## EXTRACTED DATA
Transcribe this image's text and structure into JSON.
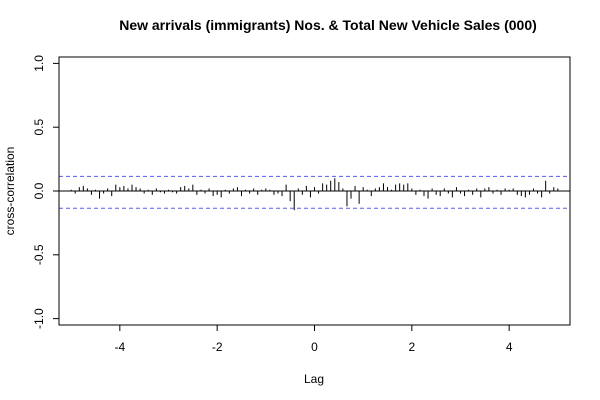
{
  "chart_data": {
    "type": "bar",
    "title": "New arrivals (immigrants) Nos. & Total New Vehicle Sales (000)",
    "xlabel": "Lag",
    "ylabel": "cross-correlation",
    "xlim": [
      -5.25,
      5.25
    ],
    "ylim": [
      -1.05,
      1.05
    ],
    "x_ticks": [
      -4,
      -2,
      0,
      2,
      4
    ],
    "x_tick_labels": [
      "-4",
      "-2",
      "0",
      "2",
      "4"
    ],
    "y_ticks": [
      -1.0,
      -0.5,
      0.0,
      0.5,
      1.0
    ],
    "y_tick_labels": [
      "-1.0",
      "-0.5",
      "0.0",
      "0.5",
      "1.0"
    ],
    "confidence_bounds": [
      0.115,
      -0.135
    ],
    "confidence_color": "#5a5af0",
    "bar_color": "#000000",
    "lags": [
      -5.0,
      -4.917,
      -4.833,
      -4.75,
      -4.667,
      -4.583,
      -4.5,
      -4.417,
      -4.333,
      -4.25,
      -4.167,
      -4.083,
      -4.0,
      -3.917,
      -3.833,
      -3.75,
      -3.667,
      -3.583,
      -3.5,
      -3.417,
      -3.333,
      -3.25,
      -3.167,
      -3.083,
      -3.0,
      -2.917,
      -2.833,
      -2.75,
      -2.667,
      -2.583,
      -2.5,
      -2.417,
      -2.333,
      -2.25,
      -2.167,
      -2.083,
      -2.0,
      -1.917,
      -1.833,
      -1.75,
      -1.667,
      -1.583,
      -1.5,
      -1.417,
      -1.333,
      -1.25,
      -1.167,
      -1.083,
      -1.0,
      -0.917,
      -0.833,
      -0.75,
      -0.667,
      -0.583,
      -0.5,
      -0.417,
      -0.333,
      -0.25,
      -0.167,
      -0.083,
      0.0,
      0.083,
      0.167,
      0.25,
      0.333,
      0.417,
      0.5,
      0.583,
      0.667,
      0.75,
      0.833,
      0.917,
      1.0,
      1.083,
      1.167,
      1.25,
      1.333,
      1.417,
      1.5,
      1.583,
      1.667,
      1.75,
      1.833,
      1.917,
      2.0,
      2.083,
      2.167,
      2.25,
      2.333,
      2.417,
      2.5,
      2.583,
      2.667,
      2.75,
      2.833,
      2.917,
      3.0,
      3.083,
      3.167,
      3.25,
      3.333,
      3.417,
      3.5,
      3.583,
      3.667,
      3.75,
      3.833,
      3.917,
      4.0,
      4.083,
      4.167,
      4.25,
      4.333,
      4.417,
      4.5,
      4.583,
      4.667,
      4.75,
      4.833,
      4.917,
      5.0
    ],
    "values": [
      0.01,
      -0.02,
      0.03,
      0.04,
      0.02,
      -0.03,
      0.01,
      -0.06,
      -0.02,
      0.02,
      -0.04,
      0.05,
      0.03,
      0.04,
      0.02,
      0.05,
      0.03,
      0.02,
      -0.02,
      0.01,
      -0.03,
      0.02,
      -0.01,
      -0.02,
      0.01,
      -0.01,
      -0.02,
      0.03,
      0.04,
      0.02,
      0.05,
      -0.03,
      0.01,
      -0.02,
      0.02,
      -0.04,
      -0.03,
      -0.05,
      0.01,
      -0.02,
      0.02,
      0.03,
      -0.04,
      0.01,
      -0.02,
      0.02,
      -0.03,
      0.01,
      0.02,
      0.01,
      -0.03,
      -0.02,
      -0.04,
      0.05,
      -0.08,
      -0.15,
      0.02,
      -0.03,
      0.04,
      -0.05,
      0.03,
      -0.02,
      0.06,
      0.05,
      0.08,
      0.1,
      0.07,
      0.02,
      -0.12,
      -0.06,
      0.04,
      -0.1,
      0.03,
      0.01,
      -0.04,
      0.02,
      0.03,
      0.06,
      0.03,
      0.01,
      0.05,
      0.06,
      0.05,
      0.06,
      0.02,
      -0.03,
      0.01,
      -0.04,
      -0.06,
      0.02,
      -0.03,
      -0.04,
      0.02,
      -0.02,
      -0.05,
      0.03,
      -0.02,
      -0.04,
      0.01,
      -0.03,
      0.02,
      -0.05,
      0.02,
      0.03,
      -0.02,
      0.01,
      -0.03,
      0.02,
      0.01,
      0.02,
      -0.03,
      -0.04,
      -0.05,
      -0.03,
      0.02,
      -0.02,
      -0.05,
      0.08,
      -0.02,
      0.03,
      0.02
    ]
  }
}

## SHORT EXERCISE
Give the data again exactly as written, with all pictures left out.

## ANSWER FOR THIS EXERCISE
Transcribe this image's text and structure into JSON.
{
  "chart_data": {
    "type": "bar",
    "title": "New arrivals (immigrants) Nos. & Total New Vehicle Sales (000)",
    "xlabel": "Lag",
    "ylabel": "cross-correlation",
    "xlim": [
      -5.25,
      5.25
    ],
    "ylim": [
      -1.05,
      1.05
    ],
    "x_ticks": [
      -4,
      -2,
      0,
      2,
      4
    ],
    "x_tick_labels": [
      "-4",
      "-2",
      "0",
      "2",
      "4"
    ],
    "y_ticks": [
      -1.0,
      -0.5,
      0.0,
      0.5,
      1.0
    ],
    "y_tick_labels": [
      "-1.0",
      "-0.5",
      "0.0",
      "0.5",
      "1.0"
    ],
    "confidence_bounds": [
      0.115,
      -0.135
    ],
    "confidence_color": "#5a5af0",
    "bar_color": "#000000",
    "lags": [
      -5.0,
      -4.917,
      -4.833,
      -4.75,
      -4.667,
      -4.583,
      -4.5,
      -4.417,
      -4.333,
      -4.25,
      -4.167,
      -4.083,
      -4.0,
      -3.917,
      -3.833,
      -3.75,
      -3.667,
      -3.583,
      -3.5,
      -3.417,
      -3.333,
      -3.25,
      -3.167,
      -3.083,
      -3.0,
      -2.917,
      -2.833,
      -2.75,
      -2.667,
      -2.583,
      -2.5,
      -2.417,
      -2.333,
      -2.25,
      -2.167,
      -2.083,
      -2.0,
      -1.917,
      -1.833,
      -1.75,
      -1.667,
      -1.583,
      -1.5,
      -1.417,
      -1.333,
      -1.25,
      -1.167,
      -1.083,
      -1.0,
      -0.917,
      -0.833,
      -0.75,
      -0.667,
      -0.583,
      -0.5,
      -0.417,
      -0.333,
      -0.25,
      -0.167,
      -0.083,
      0.0,
      0.083,
      0.167,
      0.25,
      0.333,
      0.417,
      0.5,
      0.583,
      0.667,
      0.75,
      0.833,
      0.917,
      1.0,
      1.083,
      1.167,
      1.25,
      1.333,
      1.417,
      1.5,
      1.583,
      1.667,
      1.75,
      1.833,
      1.917,
      2.0,
      2.083,
      2.167,
      2.25,
      2.333,
      2.417,
      2.5,
      2.583,
      2.667,
      2.75,
      2.833,
      2.917,
      3.0,
      3.083,
      3.167,
      3.25,
      3.333,
      3.417,
      3.5,
      3.583,
      3.667,
      3.75,
      3.833,
      3.917,
      4.0,
      4.083,
      4.167,
      4.25,
      4.333,
      4.417,
      4.5,
      4.583,
      4.667,
      4.75,
      4.833,
      4.917,
      5.0
    ],
    "values": [
      0.01,
      -0.02,
      0.03,
      0.04,
      0.02,
      -0.03,
      0.01,
      -0.06,
      -0.02,
      0.02,
      -0.04,
      0.05,
      0.03,
      0.04,
      0.02,
      0.05,
      0.03,
      0.02,
      -0.02,
      0.01,
      -0.03,
      0.02,
      -0.01,
      -0.02,
      0.01,
      -0.01,
      -0.02,
      0.03,
      0.04,
      0.02,
      0.05,
      -0.03,
      0.01,
      -0.02,
      0.02,
      -0.04,
      -0.03,
      -0.05,
      0.01,
      -0.02,
      0.02,
      0.03,
      -0.04,
      0.01,
      -0.02,
      0.02,
      -0.03,
      0.01,
      0.02,
      0.01,
      -0.03,
      -0.02,
      -0.04,
      0.05,
      -0.08,
      -0.15,
      0.02,
      -0.03,
      0.04,
      -0.05,
      0.03,
      -0.02,
      0.06,
      0.05,
      0.08,
      0.1,
      0.07,
      0.02,
      -0.12,
      -0.06,
      0.04,
      -0.1,
      0.03,
      0.01,
      -0.04,
      0.02,
      0.03,
      0.06,
      0.03,
      0.01,
      0.05,
      0.06,
      0.05,
      0.06,
      0.02,
      -0.03,
      0.01,
      -0.04,
      -0.06,
      0.02,
      -0.03,
      -0.04,
      0.02,
      -0.02,
      -0.05,
      0.03,
      -0.02,
      -0.04,
      0.01,
      -0.03,
      0.02,
      -0.05,
      0.02,
      0.03,
      -0.02,
      0.01,
      -0.03,
      0.02,
      0.01,
      0.02,
      -0.03,
      -0.04,
      -0.05,
      -0.03,
      0.02,
      -0.02,
      -0.05,
      0.08,
      -0.02,
      0.03,
      0.02
    ]
  }
}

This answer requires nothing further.